- _INSTRUCTIONS FOR THE TASK_:
The records that follow need to be output exactly as they are.
+ + + +
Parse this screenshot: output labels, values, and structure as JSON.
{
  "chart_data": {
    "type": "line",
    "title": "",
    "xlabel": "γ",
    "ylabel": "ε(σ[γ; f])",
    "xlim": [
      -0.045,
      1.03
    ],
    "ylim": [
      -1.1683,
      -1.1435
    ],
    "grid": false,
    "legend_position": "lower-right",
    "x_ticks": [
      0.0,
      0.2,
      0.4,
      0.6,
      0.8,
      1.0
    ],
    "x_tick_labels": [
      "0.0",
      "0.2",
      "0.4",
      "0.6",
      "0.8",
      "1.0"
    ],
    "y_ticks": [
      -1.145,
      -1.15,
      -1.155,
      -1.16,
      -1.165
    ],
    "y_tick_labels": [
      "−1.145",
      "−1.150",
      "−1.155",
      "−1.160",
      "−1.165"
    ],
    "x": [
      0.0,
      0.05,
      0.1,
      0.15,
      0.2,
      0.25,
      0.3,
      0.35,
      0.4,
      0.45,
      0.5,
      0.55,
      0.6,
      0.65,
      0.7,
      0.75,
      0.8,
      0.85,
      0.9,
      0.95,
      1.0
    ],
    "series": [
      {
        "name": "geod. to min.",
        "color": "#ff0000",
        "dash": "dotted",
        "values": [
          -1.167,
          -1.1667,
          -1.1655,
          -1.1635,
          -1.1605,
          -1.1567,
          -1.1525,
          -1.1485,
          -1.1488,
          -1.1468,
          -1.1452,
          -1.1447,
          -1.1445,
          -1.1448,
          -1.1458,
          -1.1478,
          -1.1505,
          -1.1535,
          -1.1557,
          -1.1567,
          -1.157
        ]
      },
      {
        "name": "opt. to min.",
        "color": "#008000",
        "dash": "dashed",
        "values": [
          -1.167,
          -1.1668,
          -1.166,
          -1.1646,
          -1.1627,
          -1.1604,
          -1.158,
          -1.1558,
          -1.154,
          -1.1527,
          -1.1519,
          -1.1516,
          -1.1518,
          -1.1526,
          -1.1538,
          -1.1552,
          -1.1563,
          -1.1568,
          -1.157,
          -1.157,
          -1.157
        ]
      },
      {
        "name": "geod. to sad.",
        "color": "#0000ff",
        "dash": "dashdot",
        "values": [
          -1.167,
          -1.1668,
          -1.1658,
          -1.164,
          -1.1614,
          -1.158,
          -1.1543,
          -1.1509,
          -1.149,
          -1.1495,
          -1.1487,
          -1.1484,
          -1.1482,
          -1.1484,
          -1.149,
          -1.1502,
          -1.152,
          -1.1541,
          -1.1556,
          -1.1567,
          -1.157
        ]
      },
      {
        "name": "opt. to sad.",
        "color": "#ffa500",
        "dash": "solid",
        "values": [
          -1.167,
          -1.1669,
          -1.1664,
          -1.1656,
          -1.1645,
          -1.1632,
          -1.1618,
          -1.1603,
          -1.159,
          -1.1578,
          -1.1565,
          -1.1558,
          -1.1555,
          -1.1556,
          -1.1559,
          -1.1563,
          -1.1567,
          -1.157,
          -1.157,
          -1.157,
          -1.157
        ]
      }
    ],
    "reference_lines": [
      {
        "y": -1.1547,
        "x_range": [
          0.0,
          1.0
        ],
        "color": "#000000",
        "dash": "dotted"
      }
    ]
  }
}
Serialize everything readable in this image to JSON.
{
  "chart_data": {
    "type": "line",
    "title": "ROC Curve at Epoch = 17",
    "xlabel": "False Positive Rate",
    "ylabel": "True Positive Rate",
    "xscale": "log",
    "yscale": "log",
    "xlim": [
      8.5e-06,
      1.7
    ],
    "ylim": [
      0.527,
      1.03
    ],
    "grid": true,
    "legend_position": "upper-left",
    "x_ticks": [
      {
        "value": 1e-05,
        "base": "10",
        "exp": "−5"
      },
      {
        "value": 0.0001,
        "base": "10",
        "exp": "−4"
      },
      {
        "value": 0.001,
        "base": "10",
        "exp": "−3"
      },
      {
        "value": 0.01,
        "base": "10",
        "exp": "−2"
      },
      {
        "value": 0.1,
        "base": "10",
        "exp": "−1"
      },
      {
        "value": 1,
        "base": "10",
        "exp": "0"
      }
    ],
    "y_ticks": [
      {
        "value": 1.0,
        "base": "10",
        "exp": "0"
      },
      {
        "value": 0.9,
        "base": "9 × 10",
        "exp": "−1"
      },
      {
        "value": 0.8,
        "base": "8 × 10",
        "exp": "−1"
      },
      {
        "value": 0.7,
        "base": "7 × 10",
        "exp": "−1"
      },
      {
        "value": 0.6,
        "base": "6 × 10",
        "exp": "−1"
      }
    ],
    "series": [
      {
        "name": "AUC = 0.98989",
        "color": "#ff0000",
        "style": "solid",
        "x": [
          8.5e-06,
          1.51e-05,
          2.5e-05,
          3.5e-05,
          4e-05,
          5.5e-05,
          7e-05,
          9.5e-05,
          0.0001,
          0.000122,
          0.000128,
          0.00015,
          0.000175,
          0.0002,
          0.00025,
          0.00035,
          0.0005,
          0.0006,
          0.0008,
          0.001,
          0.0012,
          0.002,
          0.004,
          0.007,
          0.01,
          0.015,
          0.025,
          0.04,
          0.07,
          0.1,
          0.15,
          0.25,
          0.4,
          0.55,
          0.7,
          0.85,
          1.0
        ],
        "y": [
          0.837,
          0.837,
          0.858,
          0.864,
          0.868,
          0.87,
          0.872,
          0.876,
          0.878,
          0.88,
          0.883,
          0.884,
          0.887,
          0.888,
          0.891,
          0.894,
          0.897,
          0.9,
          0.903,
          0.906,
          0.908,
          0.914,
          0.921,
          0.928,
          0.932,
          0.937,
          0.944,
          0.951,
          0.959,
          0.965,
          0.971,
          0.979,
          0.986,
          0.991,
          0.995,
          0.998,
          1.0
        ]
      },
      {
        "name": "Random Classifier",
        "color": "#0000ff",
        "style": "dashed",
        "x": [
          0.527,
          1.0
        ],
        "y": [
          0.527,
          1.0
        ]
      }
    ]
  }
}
+ + + +
- _SOLVED EXERCISE_:
Parse this screenshot: output labels, values, and structure as JSON.
{
  "chart_data": {
    "type": "line",
    "title": "",
    "xlabel": "γ",
    "ylabel": "ε(σ[γ; f])",
    "xlim": [
      -0.045,
      1.03
    ],
    "ylim": [
      -1.1683,
      -1.1435
    ],
    "grid": false,
    "legend_position": "lower-right",
    "x_ticks": [
      0.0,
      0.2,
      0.4,
      0.6,
      0.8,
      1.0
    ],
    "x_tick_labels": [
      "0.0",
      "0.2",
      "0.4",
      "0.6",
      "0.8",
      "1.0"
    ],
    "y_ticks": [
      -1.145,
      -1.15,
      -1.155,
      -1.16,
      -1.165
    ],
    "y_tick_labels": [
      "−1.145",
      "−1.150",
      "−1.155",
      "−1.160",
      "−1.165"
    ],
    "x": [
      0.0,
      0.05,
      0.1,
      0.15,
      0.2,
      0.25,
      0.3,
      0.35,
      0.4,
      0.45,
      0.5,
      0.55,
      0.6,
      0.65,
      0.7,
      0.75,
      0.8,
      0.85,
      0.9,
      0.95,
      1.0
    ],
    "series": [
      {
        "name": "geod. to min.",
        "color": "#ff0000",
        "dash": "dotted",
        "values": [
          -1.167,
          -1.1667,
          -1.1655,
          -1.1635,
          -1.1605,
          -1.1567,
          -1.1525,
          -1.1485,
          -1.1488,
          -1.1468,
          -1.1452,
          -1.1447,
          -1.1445,
          -1.1448,
          -1.1458,
          -1.1478,
          -1.1505,
          -1.1535,
          -1.1557,
          -1.1567,
          -1.157
        ]
      },
      {
        "name": "opt. to min.",
        "color": "#008000",
        "dash": "dashed",
        "values": [
          -1.167,
          -1.1668,
          -1.166,
          -1.1646,
          -1.1627,
          -1.1604,
          -1.158,
          -1.1558,
          -1.154,
          -1.1527,
          -1.1519,
          -1.1516,
          -1.1518,
          -1.1526,
          -1.1538,
          -1.1552,
          -1.1563,
          -1.1568,
          -1.157,
          -1.157,
          -1.157
        ]
      },
      {
        "name": "geod. to sad.",
        "color": "#0000ff",
        "dash": "dashdot",
        "values": [
          -1.167,
          -1.1668,
          -1.1658,
          -1.164,
          -1.1614,
          -1.158,
          -1.1543,
          -1.1509,
          -1.149,
          -1.1495,
          -1.1487,
          -1.1484,
          -1.1482,
          -1.1484,
          -1.149,
          -1.1502,
          -1.152,
          -1.1541,
          -1.1556,
          -1.1567,
          -1.157
        ]
      },
      {
        "name": "opt. to sad.",
        "color": "#ffa500",
        "dash": "solid",
        "values": [
          -1.167,
          -1.1669,
          -1.1664,
          -1.1656,
          -1.1645,
          -1.1632,
          -1.1618,
          -1.1603,
          -1.159,
          -1.1578,
          -1.1565,
          -1.1558,
          -1.1555,
          -1.1556,
          -1.1559,
          -1.1563,
          -1.1567,
          -1.157,
          -1.157,
          -1.157,
          -1.157
        ]
      }
    ],
    "reference_lines": [
      {
        "y": -1.1547,
        "x_range": [
          0.0,
          1.0
        ],
        "color": "#000000",
        "dash": "dotted"
      }
    ]
  }
}
Serialize everything readable in this image to JSON.
{
  "chart_data": {
    "type": "line",
    "title": "ROC Curve at Epoch = 17",
    "xlabel": "False Positive Rate",
    "ylabel": "True Positive Rate",
    "xscale": "log",
    "yscale": "log",
    "xlim": [
      8.5e-06,
      1.7
    ],
    "ylim": [
      0.527,
      1.03
    ],
    "grid": true,
    "legend_position": "upper-left",
    "x_ticks": [
      {
        "value": 1e-05,
        "base": "10",
        "exp": "−5"
      },
      {
        "value": 0.0001,
        "base": "10",
        "exp": "−4"
      },
      {
        "value": 0.001,
        "base": "10",
        "exp": "−3"
      },
      {
        "value": 0.01,
        "base": "10",
        "exp": "−2"
      },
      {
        "value": 0.1,
        "base": "10",
        "exp": "−1"
      },
      {
        "value": 1,
        "base": "10",
        "exp": "0"
      }
    ],
    "y_ticks": [
      {
        "value": 1.0,
        "base": "10",
        "exp": "0"
      },
      {
        "value": 0.9,
        "base": "9 × 10",
        "exp": "−1"
      },
      {
        "value": 0.8,
        "base": "8 × 10",
        "exp": "−1"
      },
      {
        "value": 0.7,
        "base": "7 × 10",
        "exp": "−1"
      },
      {
        "value": 0.6,
        "base": "6 × 10",
        "exp": "−1"
      }
    ],
    "series": [
      {
        "name": "AUC = 0.98989",
        "color": "#ff0000",
        "style": "solid",
        "x": [
          8.5e-06,
          1.51e-05,
          2.5e-05,
          3.5e-05,
          4e-05,
          5.5e-05,
          7e-05,
          9.5e-05,
          0.0001,
          0.000122,
          0.000128,
          0.00015,
          0.000175,
          0.0002,
          0.00025,
          0.00035,
          0.0005,
          0.0006,
          0.0008,
          0.001,
          0.0012,
          0.002,
          0.004,
          0.007,
          0.01,
          0.015,
          0.025,
          0.04,
          0.07,
          0.1,
          0.15,
          0.25,
          0.4,
          0.55,
          0.7,
          0.85,
          1.0
        ],
        "y": [
          0.837,
          0.837,
          0.858,
          0.864,
          0.868,
          0.87,
          0.872,
          0.876,
          0.878,
          0.88,
          0.883,
          0.884,
          0.887,
          0.888,
          0.891,
          0.894,
          0.897,
          0.9,
          0.903,
          0.906,
          0.908,
          0.914,
          0.921,
          0.928,
          0.932,
          0.937,
          0.944,
          0.951,
          0.959,
          0.965,
          0.971,
          0.979,
          0.986,
          0.991,
          0.995,
          0.998,
          1.0
        ]
      },
      {
        "name": "Random Classifier",
        "color": "#0000ff",
        "style": "dashed",
        "x": [
          0.527,
          1.0
        ],
        "y": [
          0.527,
          1.0
        ]
      }
    ]
  }
}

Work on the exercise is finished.